_Required task_.
Return all of the entries word for word, but omit the pictures they contain.

(Dataset entries on figures)
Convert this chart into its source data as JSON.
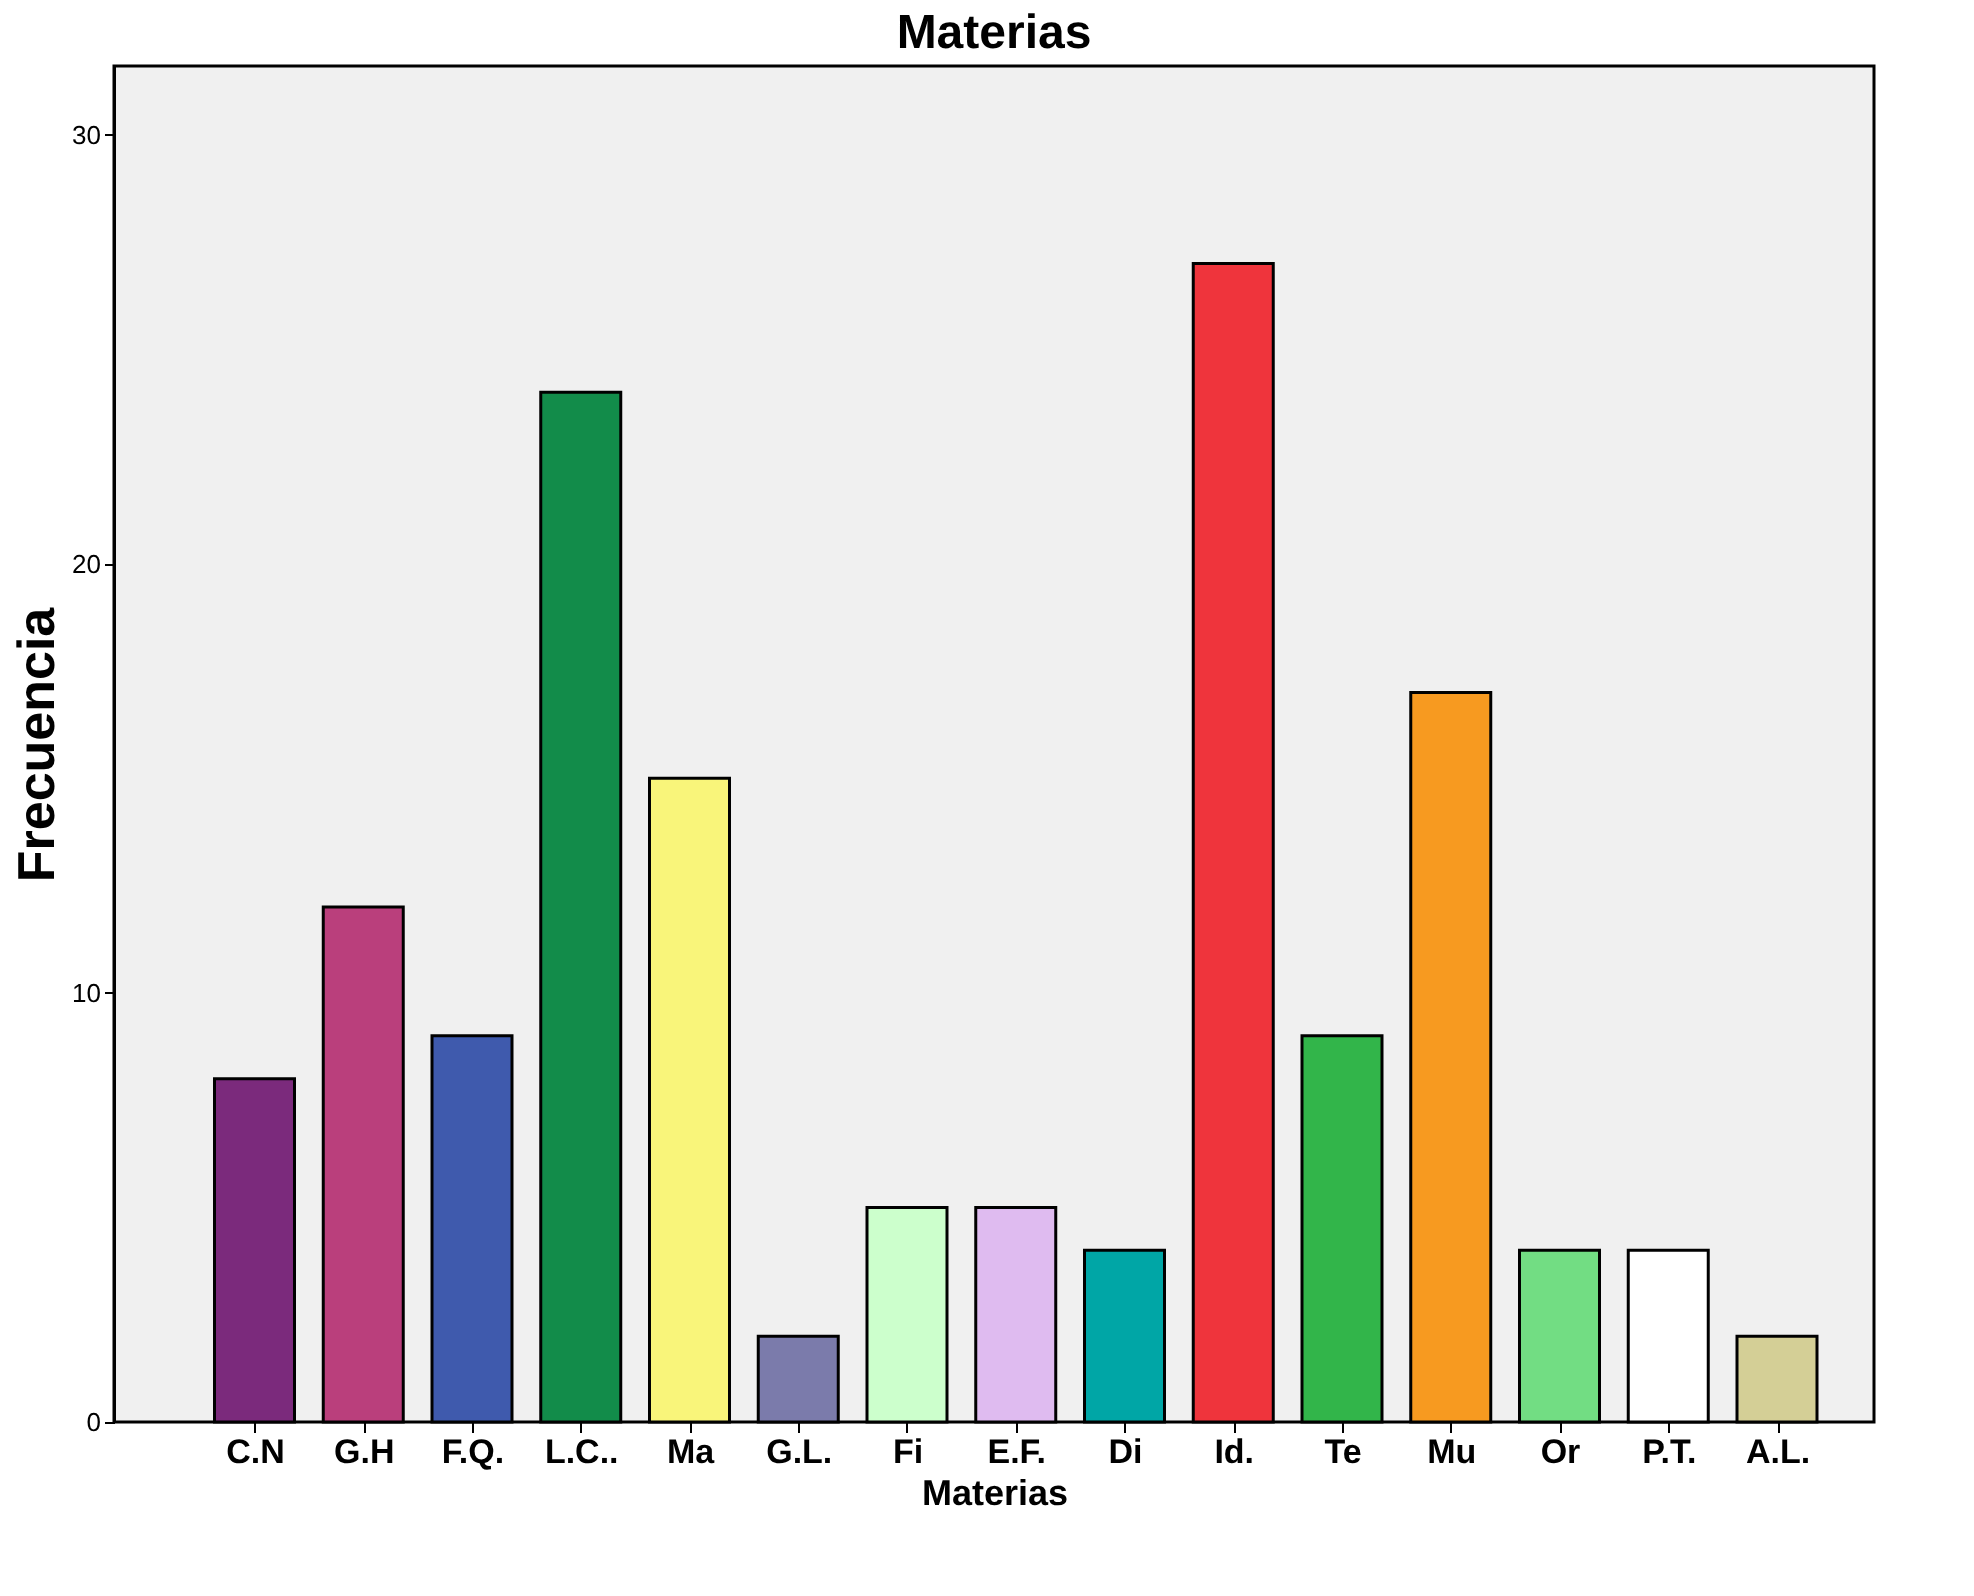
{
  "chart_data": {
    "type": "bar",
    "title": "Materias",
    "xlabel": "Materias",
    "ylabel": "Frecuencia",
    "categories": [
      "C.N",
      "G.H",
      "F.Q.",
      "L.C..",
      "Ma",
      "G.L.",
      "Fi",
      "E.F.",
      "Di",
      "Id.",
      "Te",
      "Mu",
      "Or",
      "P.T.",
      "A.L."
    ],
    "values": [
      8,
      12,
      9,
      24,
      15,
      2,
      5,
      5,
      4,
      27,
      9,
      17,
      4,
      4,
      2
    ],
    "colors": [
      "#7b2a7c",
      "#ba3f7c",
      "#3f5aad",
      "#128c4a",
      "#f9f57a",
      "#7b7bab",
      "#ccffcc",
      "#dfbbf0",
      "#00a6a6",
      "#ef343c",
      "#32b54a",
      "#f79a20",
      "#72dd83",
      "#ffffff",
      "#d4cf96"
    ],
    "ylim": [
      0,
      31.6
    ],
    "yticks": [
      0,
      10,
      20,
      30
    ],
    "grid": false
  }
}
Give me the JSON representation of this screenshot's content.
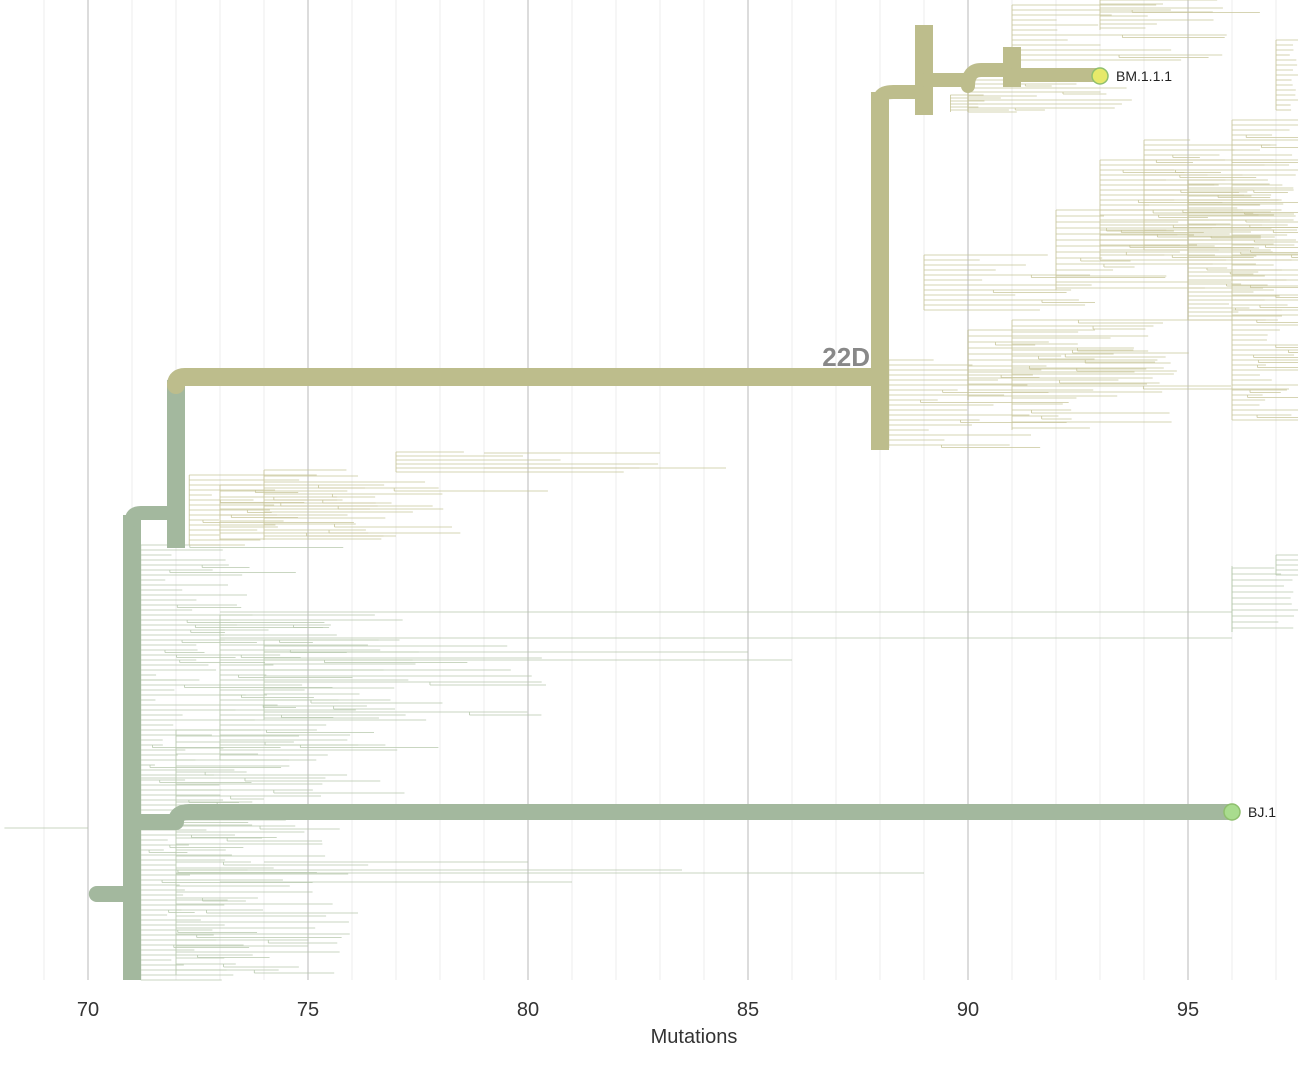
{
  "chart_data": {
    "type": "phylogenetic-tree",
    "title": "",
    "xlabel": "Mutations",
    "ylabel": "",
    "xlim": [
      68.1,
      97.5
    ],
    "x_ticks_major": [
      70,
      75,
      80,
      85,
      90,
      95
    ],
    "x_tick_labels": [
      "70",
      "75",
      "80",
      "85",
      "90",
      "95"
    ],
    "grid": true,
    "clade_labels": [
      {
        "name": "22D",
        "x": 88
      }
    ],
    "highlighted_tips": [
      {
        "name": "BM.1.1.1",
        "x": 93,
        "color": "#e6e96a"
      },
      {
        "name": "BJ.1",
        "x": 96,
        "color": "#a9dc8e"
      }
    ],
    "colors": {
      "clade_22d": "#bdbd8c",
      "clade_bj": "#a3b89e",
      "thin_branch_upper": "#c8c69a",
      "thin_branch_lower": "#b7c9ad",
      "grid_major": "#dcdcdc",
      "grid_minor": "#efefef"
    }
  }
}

_Output of the task_.
Convert this chart into its source data as JSON.
{
  "chart_data": {
    "type": "bar",
    "title": "Materias",
    "xlabel": "Materias",
    "ylabel": "Frecuencia",
    "categories": [
      "C.N",
      "G.H",
      "F.Q.",
      "L.C..",
      "Ma",
      "G.L.",
      "Fi",
      "E.F.",
      "Di",
      "Id.",
      "Te",
      "Mu",
      "Or",
      "P.T.",
      "A.L."
    ],
    "values": [
      8,
      12,
      9,
      24,
      15,
      2,
      5,
      5,
      4,
      27,
      9,
      17,
      4,
      4,
      2
    ],
    "colors": [
      "#7b2a7c",
      "#ba3f7c",
      "#3f5aad",
      "#128c4a",
      "#f9f57a",
      "#7b7bab",
      "#ccffcc",
      "#dfbbf0",
      "#00a6a6",
      "#ef343c",
      "#32b54a",
      "#f79a20",
      "#72dd83",
      "#ffffff",
      "#d4cf96"
    ],
    "ylim": [
      0,
      31.6
    ],
    "yticks": [
      0,
      10,
      20,
      30
    ],
    "grid": false
  }
}
Give me the JSON representation of this screenshot's content.
{
  "chart_data": {
    "type": "phylogenetic-tree",
    "title": "",
    "xlabel": "Mutations",
    "ylabel": "",
    "xlim": [
      68.1,
      97.5
    ],
    "x_ticks_major": [
      70,
      75,
      80,
      85,
      90,
      95
    ],
    "x_tick_labels": [
      "70",
      "75",
      "80",
      "85",
      "90",
      "95"
    ],
    "grid": true,
    "clade_labels": [
      {
        "name": "22D",
        "x": 88
      }
    ],
    "highlighted_tips": [
      {
        "name": "BM.1.1.1",
        "x": 93,
        "color": "#e6e96a"
      },
      {
        "name": "BJ.1",
        "x": 96,
        "color": "#a9dc8e"
      }
    ],
    "colors": {
      "clade_22d": "#bdbd8c",
      "clade_bj": "#a3b89e",
      "thin_branch_upper": "#c8c69a",
      "thin_branch_lower": "#b7c9ad",
      "grid_major": "#dcdcdc",
      "grid_minor": "#efefef"
    }
  }
}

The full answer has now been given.